§ **TASK INSTRUCTIONS**: Could you output each line of the data that follows exactly?

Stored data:
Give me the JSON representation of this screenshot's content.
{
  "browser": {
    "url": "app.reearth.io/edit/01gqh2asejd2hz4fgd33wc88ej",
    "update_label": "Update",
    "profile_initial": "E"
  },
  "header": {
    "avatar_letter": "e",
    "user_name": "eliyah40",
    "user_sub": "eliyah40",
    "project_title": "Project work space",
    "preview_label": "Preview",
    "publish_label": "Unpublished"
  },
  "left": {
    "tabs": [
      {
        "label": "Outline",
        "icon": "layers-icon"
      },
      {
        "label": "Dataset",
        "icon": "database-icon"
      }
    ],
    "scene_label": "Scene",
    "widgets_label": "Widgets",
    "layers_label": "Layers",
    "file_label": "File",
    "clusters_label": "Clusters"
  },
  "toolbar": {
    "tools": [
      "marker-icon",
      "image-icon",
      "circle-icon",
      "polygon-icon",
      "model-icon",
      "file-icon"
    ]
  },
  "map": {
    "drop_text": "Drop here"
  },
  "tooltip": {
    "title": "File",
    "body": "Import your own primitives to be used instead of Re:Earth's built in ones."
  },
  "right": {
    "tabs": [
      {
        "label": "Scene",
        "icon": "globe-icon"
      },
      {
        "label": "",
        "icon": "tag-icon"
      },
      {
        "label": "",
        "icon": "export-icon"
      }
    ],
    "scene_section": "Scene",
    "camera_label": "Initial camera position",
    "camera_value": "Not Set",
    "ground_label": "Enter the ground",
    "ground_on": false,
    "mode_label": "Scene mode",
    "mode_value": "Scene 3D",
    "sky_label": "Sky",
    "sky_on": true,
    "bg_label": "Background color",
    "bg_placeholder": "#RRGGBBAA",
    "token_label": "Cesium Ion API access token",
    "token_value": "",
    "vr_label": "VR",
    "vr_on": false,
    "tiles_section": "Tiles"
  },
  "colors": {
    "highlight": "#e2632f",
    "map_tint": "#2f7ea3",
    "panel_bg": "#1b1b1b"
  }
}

§ **COMPLETED EXERCISE**:
Give me the JSON representation of this screenshot's content.
{
  "browser": {
    "url": "app.reearth.io/edit/01gqh2asejd2hz4fgd33wc88ej",
    "update_label": "Update",
    "profile_initial": "E"
  },
  "header": {
    "avatar_letter": "e",
    "user_name": "eliyah40",
    "user_sub": "eliyah40",
    "project_title": "Project work space",
    "preview_label": "Preview",
    "publish_label": "Unpublished"
  },
  "left": {
    "tabs": [
      {
        "label": "Outline",
        "icon": "layers-icon"
      },
      {
        "label": "Dataset",
        "icon": "database-icon"
      }
    ],
    "scene_label": "Scene",
    "widgets_label": "Widgets",
    "layers_label": "Layers",
    "file_label": "File",
    "clusters_label": "Clusters"
  },
  "toolbar": {
    "tools": [
      "marker-icon",
      "image-icon",
      "circle-icon",
      "polygon-icon",
      "model-icon",
      "file-icon"
    ]
  },
  "map": {
    "drop_text": "Drop here"
  },
  "tooltip": {
    "title": "File",
    "body": "Import your own primitives to be used instead of Re:Earth's built in ones."
  },
  "right": {
    "tabs": [
      {
        "label": "Scene",
        "icon": "globe-icon"
      },
      {
        "label": "",
        "icon": "tag-icon"
      },
      {
        "label": "",
        "icon": "export-icon"
      }
    ],
    "scene_section": "Scene",
    "camera_label": "Initial camera position",
    "camera_value": "Not Set",
    "ground_label": "Enter the ground",
    "ground_on": false,
    "mode_label": "Scene mode",
    "mode_value": "Scene 3D",
    "sky_label": "Sky",
    "sky_on": true,
    "bg_label": "Background color",
    "bg_placeholder": "#RRGGBBAA",
    "token_label": "Cesium Ion API access token",
    "token_value": "",
    "vr_label": "VR",
    "vr_on": false,
    "tiles_section": "Tiles"
  },
  "colors": {
    "highlight": "#e2632f",
    "map_tint": "#2f7ea3",
    "panel_bg": "#1b1b1b"
  }
}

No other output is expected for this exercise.